• **STATED PROBLEM**: Determine how many lines carry the word "text". Output that number only.

• **EXERCISE DATA**:
»»

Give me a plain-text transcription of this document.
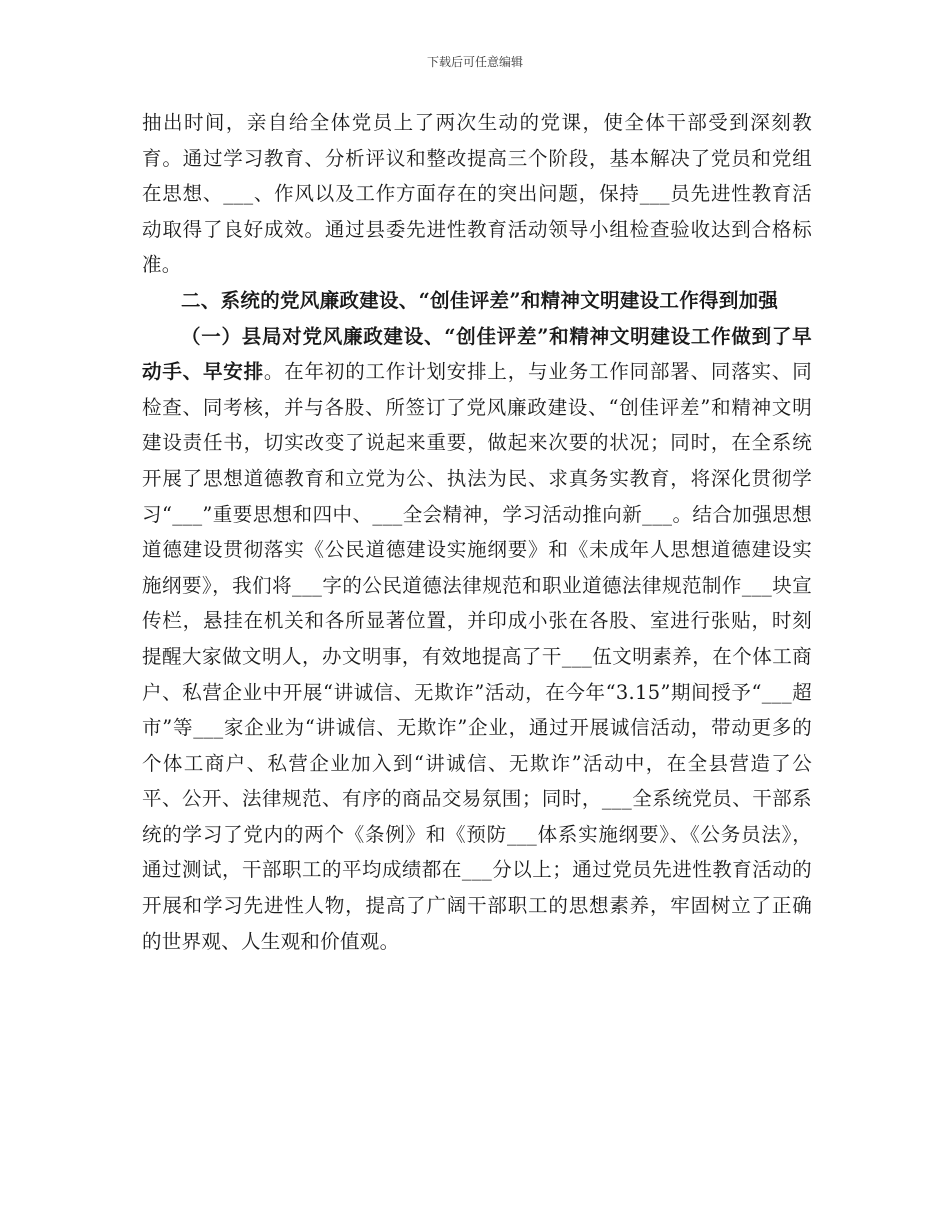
下载后可任意编辑

抽出时间，亲自给全体党员上了两次生动的党课，使全体干部受到深刻教育。通过学习教育、分析评议和整改提高三个阶段，基本解决了党员和党组在思想、___、作风以及工作方面存在的突出问题，保持___员先进性教育活动取得了良好成效。通过县委先进性教育活动领导小组检查验收达到合格标准。

二、系统的党风廉政建设、“创佳评差”和精神文明建设工作得到加强

（一）县局对党风廉政建设、“创佳评差”和精神文明建设工作做到了早动手、早安排。在年初的工作计划安排上，与业务工作同部署、同落实、同检查、同考核，并与各股、所签订了党风廉政建设、“创佳评差”和精神文明建设责任书，切实改变了说起来重要，做起来次要的状况；同时，在全系统开展了思想道德教育和立党为公、执法为民、求真务实教育，将深化贯彻学习“___”重要思想和四中、___全会精神，学习活动推向新___。结合加强思想道德建设贯彻落实《公民道德建设实施纲要》和《未成年人思想道德建设实施纲要》，我们将___字的公民道德法律规范和职业道德法律规范制作___块宣传栏，悬挂在机关和各所显著位置，并印成小张在各股、室进行张贴，时刻提醒大家做文明人，办文明事，有效地提高了干___伍文明素养，在个体工商户、私营企业中开展“讲诚信、无欺诈”活动，在今年“3.15”期间授予“___超市”等___家企业为“讲诚信、无欺诈”企业，通过开展诚信活动，带动更多的个体工商户、私营企业加入到“讲诚信、无欺诈”活动中，在全县营造了公平、公开、法律规范、有序的商品交易氛围；同时，___全系统党员、干部系统的学习了党内的两个《条例》和《预防___体系实施纲要》、《公务员法》，通过测试，干部职工的平均成绩都在___分以上；通过党员先进性教育活动的开展和学习先进性人物，提高了广阔干部职工的思想素养，牢固树立了正确的世界观、人生观和价值观。
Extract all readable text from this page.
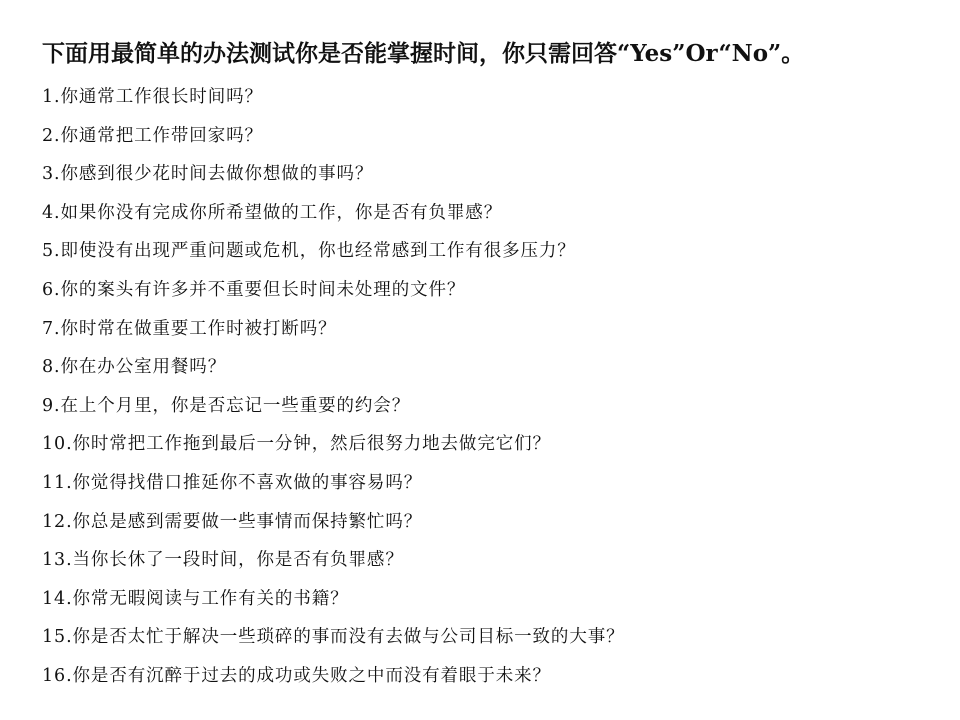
下面用最简单的办法测试你是否能掌握时间，你只需回答“Yes”Or“No”。
1.你通常工作很长时间吗？
2.你通常把工作带回家吗？
3.你感到很少花时间去做你想做的事吗？
4.如果你没有完成你所希望做的工作，你是否有负罪感？
5.即使没有出现严重问题或危机，你也经常感到工作有很多压力？
6.你的案头有许多并不重要但长时间未处理的文件？
7.你时常在做重要工作时被打断吗？
8.你在办公室用餐吗？
9.在上个月里，你是否忘记一些重要的约会？
10.你时常把工作拖到最后一分钟，然后很努力地去做完它们？
11.你觉得找借口推延你不喜欢做的事容易吗？
12.你总是感到需要做一些事情而保持繁忙吗？
13.当你长休了一段时间，你是否有负罪感？
14.你常无暇阅读与工作有关的书籍？
15.你是否太忙于解决一些琐碎的事而没有去做与公司目标一致的大事？
16.你是否有沉醉于过去的成功或失败之中而没有着眼于未来？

««

• **SOLUTION**: 2